### Extracted information
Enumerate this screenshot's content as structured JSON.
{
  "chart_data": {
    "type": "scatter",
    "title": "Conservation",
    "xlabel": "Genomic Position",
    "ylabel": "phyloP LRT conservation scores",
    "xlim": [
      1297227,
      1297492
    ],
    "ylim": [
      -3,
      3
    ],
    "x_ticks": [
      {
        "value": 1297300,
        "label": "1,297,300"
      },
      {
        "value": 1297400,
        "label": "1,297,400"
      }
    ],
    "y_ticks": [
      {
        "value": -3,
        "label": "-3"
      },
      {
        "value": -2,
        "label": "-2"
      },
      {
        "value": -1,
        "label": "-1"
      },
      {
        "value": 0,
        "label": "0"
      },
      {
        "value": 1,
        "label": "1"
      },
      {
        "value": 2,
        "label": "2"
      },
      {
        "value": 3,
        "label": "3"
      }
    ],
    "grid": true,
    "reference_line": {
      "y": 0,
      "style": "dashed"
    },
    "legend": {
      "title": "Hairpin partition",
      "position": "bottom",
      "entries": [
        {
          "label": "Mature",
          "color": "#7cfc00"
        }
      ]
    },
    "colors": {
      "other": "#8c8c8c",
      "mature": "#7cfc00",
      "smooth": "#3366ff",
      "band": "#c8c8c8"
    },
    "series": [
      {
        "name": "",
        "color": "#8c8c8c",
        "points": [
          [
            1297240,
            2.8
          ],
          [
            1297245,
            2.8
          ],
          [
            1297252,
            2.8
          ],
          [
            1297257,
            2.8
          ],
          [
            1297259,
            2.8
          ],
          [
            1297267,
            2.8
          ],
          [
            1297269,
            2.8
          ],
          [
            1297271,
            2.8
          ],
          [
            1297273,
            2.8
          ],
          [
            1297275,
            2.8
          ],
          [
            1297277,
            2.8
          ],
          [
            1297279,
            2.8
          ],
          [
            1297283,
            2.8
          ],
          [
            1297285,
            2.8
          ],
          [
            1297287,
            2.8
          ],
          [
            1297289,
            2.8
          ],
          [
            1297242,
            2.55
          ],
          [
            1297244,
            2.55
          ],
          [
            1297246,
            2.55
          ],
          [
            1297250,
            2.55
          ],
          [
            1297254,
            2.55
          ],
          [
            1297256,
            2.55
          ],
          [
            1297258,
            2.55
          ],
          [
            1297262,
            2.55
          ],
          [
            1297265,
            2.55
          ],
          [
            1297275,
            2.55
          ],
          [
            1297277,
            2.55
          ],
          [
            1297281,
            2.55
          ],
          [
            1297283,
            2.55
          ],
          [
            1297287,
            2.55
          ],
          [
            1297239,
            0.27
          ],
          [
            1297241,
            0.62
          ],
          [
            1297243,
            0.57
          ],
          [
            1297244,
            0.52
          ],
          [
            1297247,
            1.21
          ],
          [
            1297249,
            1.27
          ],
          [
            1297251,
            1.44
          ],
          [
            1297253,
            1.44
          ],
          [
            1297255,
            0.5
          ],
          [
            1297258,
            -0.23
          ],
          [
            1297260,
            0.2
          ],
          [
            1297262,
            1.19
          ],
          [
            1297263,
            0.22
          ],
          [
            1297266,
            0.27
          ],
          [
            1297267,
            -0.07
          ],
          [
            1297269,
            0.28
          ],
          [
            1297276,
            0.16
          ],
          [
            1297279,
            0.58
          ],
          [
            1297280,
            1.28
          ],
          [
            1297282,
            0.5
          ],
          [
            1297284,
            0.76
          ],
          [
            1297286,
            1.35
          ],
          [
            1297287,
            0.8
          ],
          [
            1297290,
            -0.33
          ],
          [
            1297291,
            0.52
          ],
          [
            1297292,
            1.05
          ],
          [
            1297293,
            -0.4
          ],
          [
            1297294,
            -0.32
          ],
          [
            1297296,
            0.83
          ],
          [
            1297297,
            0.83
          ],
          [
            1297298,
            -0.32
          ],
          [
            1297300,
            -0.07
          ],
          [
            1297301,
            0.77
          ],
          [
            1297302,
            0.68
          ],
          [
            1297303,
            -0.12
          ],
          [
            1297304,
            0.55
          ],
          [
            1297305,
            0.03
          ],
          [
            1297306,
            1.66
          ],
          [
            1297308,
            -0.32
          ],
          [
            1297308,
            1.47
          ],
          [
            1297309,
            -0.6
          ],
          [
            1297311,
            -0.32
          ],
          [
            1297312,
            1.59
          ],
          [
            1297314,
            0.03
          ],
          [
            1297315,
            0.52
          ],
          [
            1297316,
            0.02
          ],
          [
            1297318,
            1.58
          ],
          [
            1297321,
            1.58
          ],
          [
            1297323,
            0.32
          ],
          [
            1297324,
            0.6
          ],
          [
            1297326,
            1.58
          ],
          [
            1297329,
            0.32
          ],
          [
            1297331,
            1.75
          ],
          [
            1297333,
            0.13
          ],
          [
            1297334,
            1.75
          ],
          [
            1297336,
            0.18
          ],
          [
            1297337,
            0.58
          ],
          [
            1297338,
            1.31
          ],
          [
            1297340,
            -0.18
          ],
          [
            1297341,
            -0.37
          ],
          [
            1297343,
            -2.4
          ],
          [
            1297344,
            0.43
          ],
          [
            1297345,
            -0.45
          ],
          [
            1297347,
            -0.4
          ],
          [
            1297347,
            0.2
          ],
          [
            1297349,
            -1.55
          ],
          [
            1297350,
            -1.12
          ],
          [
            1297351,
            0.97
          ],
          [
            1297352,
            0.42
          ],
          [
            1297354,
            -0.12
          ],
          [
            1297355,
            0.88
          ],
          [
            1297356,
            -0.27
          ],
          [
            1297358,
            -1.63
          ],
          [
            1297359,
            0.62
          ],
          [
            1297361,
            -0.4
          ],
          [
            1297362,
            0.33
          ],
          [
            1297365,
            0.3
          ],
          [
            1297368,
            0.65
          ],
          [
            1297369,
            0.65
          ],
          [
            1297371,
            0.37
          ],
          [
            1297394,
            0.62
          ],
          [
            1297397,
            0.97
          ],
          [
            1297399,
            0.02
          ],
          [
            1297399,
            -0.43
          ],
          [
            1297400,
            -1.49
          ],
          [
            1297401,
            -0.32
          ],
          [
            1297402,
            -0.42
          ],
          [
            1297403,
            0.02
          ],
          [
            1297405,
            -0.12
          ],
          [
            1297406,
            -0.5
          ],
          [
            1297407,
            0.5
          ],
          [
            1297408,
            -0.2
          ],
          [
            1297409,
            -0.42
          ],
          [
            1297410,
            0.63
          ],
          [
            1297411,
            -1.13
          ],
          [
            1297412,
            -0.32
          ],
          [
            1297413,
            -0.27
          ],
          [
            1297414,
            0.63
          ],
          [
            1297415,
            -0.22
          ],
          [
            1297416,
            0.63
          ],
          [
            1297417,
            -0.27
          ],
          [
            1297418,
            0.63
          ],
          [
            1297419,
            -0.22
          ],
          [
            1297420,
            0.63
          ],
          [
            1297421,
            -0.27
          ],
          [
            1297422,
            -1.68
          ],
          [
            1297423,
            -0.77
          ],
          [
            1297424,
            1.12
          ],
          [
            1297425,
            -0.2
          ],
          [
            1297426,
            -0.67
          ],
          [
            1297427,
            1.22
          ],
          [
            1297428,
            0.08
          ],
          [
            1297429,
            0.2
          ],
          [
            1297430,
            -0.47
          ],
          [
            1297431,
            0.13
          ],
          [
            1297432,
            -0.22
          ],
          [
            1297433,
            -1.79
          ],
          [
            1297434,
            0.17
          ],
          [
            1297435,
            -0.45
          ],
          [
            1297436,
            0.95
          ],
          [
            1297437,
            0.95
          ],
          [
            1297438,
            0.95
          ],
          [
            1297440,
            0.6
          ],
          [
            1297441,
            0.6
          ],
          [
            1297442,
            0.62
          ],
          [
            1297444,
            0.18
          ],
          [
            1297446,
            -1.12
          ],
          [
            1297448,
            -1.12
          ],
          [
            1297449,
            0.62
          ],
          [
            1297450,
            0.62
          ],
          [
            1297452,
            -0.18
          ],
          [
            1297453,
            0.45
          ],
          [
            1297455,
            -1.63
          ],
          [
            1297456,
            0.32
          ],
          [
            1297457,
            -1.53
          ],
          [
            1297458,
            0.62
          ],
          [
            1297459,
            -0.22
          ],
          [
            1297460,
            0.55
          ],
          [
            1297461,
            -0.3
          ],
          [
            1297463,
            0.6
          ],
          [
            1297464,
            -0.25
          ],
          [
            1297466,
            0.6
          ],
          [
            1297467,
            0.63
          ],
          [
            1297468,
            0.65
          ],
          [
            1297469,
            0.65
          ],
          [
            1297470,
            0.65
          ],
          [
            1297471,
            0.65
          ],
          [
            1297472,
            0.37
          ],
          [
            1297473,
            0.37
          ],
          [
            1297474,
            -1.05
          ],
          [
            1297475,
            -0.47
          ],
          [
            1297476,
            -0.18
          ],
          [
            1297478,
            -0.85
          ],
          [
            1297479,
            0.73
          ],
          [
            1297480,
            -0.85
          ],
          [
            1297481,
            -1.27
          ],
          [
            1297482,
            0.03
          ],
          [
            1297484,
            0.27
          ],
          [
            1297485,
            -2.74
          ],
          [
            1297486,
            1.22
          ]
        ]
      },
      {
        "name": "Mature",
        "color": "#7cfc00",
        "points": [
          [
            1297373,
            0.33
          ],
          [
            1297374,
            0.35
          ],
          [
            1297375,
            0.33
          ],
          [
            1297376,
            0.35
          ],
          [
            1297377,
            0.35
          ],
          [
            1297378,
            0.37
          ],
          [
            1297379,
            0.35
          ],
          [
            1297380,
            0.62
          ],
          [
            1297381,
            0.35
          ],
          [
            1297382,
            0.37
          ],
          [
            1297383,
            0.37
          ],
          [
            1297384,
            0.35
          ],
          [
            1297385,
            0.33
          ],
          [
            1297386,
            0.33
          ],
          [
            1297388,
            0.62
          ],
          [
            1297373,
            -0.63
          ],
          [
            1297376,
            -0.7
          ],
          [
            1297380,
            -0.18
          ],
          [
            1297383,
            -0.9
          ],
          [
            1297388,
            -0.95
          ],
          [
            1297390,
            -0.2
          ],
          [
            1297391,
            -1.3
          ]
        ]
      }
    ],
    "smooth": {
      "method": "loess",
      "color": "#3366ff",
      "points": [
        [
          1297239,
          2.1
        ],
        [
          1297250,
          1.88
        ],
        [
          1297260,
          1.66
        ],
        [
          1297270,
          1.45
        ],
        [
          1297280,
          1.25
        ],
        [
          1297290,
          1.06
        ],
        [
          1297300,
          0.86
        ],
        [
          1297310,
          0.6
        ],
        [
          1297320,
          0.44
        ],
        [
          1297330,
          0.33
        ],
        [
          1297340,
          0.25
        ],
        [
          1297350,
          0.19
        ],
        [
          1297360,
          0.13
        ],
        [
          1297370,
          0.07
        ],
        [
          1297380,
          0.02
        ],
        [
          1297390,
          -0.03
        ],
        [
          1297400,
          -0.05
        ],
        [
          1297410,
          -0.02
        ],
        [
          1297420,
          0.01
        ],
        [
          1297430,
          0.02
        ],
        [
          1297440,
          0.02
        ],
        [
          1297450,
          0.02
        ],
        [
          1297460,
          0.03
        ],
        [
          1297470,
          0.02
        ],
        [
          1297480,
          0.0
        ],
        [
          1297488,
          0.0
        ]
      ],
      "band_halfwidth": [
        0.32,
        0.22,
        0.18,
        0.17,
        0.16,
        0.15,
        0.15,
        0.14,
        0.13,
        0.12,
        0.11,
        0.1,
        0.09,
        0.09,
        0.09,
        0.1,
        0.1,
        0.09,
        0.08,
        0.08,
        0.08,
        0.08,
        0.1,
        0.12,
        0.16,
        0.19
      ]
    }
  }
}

### Prompt
Work out how many lines in the data above contain the word "title" and respond with that number only.

### Result of the task
2